Track down every line below that holds "вище" and copy it.

____

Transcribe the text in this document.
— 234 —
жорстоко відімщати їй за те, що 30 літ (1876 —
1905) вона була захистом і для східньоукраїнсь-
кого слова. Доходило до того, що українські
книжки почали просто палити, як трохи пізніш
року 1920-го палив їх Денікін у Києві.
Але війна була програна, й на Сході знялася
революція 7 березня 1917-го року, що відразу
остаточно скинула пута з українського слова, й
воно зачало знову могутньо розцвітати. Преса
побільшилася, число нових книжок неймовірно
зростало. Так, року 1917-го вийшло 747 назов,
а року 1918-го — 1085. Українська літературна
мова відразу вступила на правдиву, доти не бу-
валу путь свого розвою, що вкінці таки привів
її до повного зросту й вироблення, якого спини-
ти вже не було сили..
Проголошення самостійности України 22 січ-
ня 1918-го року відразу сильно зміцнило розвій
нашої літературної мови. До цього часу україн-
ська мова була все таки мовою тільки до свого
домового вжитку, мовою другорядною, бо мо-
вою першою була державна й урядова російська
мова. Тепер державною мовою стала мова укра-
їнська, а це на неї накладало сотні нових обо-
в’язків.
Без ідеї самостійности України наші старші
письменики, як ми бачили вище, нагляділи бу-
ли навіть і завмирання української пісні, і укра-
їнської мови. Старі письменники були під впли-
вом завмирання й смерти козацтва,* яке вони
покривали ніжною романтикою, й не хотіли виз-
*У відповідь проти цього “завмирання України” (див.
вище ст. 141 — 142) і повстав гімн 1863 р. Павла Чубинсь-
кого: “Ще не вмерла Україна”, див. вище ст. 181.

____

* [Solution]
письменики, як ми бачили вище, нагляділи бу-
вище ст. 141 — 142) і повстав гімн 1863 р. Павла Чубинсь-
кого: “Ще не вмерла Україна”, див. вище ст. 181.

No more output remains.